=== Brief ===
Set down the full listing exactly, character for character.

Recorded data
• • • •

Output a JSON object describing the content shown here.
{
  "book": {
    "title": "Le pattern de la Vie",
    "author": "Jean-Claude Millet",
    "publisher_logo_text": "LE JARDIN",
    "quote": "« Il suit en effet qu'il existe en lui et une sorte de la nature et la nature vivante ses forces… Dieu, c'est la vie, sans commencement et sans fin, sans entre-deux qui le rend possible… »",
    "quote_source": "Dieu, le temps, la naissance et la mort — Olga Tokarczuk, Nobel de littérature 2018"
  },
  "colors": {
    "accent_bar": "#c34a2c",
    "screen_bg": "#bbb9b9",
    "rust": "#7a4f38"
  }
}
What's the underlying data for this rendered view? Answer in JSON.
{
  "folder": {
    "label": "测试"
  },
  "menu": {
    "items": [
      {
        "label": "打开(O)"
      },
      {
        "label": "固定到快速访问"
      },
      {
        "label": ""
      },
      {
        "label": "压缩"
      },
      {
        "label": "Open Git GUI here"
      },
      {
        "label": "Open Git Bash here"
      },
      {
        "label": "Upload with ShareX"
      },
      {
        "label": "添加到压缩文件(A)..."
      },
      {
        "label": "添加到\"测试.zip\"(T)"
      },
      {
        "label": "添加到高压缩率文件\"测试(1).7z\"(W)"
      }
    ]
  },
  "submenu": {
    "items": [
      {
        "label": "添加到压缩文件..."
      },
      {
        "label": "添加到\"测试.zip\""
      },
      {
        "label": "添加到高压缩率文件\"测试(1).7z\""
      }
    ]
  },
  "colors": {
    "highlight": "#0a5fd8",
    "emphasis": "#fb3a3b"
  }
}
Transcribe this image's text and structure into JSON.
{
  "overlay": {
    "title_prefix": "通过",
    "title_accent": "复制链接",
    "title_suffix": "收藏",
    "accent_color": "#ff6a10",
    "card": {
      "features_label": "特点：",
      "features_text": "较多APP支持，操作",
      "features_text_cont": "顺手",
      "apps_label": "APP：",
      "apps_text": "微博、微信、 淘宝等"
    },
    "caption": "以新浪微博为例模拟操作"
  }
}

• • • •

=== Exercise answer ===
Output a JSON object describing the content shown here.
{
  "book": {
    "title": "Le pattern de la Vie",
    "author": "Jean-Claude Millet",
    "publisher_logo_text": "LE JARDIN",
    "quote": "« Il suit en effet qu'il existe en lui et une sorte de la nature et la nature vivante ses forces… Dieu, c'est la vie, sans commencement et sans fin, sans entre-deux qui le rend possible… »",
    "quote_source": "Dieu, le temps, la naissance et la mort — Olga Tokarczuk, Nobel de littérature 2018"
  },
  "colors": {
    "accent_bar": "#c34a2c",
    "screen_bg": "#bbb9b9",
    "rust": "#7a4f38"
  }
}
What's the underlying data for this rendered view? Answer in JSON.
{
  "folder": {
    "label": "测试"
  },
  "menu": {
    "items": [
      {
        "label": "打开(O)"
      },
      {
        "label": "固定到快速访问"
      },
      {
        "label": ""
      },
      {
        "label": "压缩"
      },
      {
        "label": "Open Git GUI here"
      },
      {
        "label": "Open Git Bash here"
      },
      {
        "label": "Upload with ShareX"
      },
      {
        "label": "添加到压缩文件(A)..."
      },
      {
        "label": "添加到\"测试.zip\"(T)"
      },
      {
        "label": "添加到高压缩率文件\"测试(1).7z\"(W)"
      }
    ]
  },
  "submenu": {
    "items": [
      {
        "label": "添加到压缩文件..."
      },
      {
        "label": "添加到\"测试.zip\""
      },
      {
        "label": "添加到高压缩率文件\"测试(1).7z\""
      }
    ]
  },
  "colors": {
    "highlight": "#0a5fd8",
    "emphasis": "#fb3a3b"
  }
}
Transcribe this image's text and structure into JSON.
{
  "overlay": {
    "title_prefix": "通过",
    "title_accent": "复制链接",
    "title_suffix": "收藏",
    "accent_color": "#ff6a10",
    "card": {
      "features_label": "特点：",
      "features_text": "较多APP支持，操作",
      "features_text_cont": "顺手",
      "apps_label": "APP：",
      "apps_text": "微博、微信、 淘宝等"
    },
    "caption": "以新浪微博为例模拟操作"
  }
}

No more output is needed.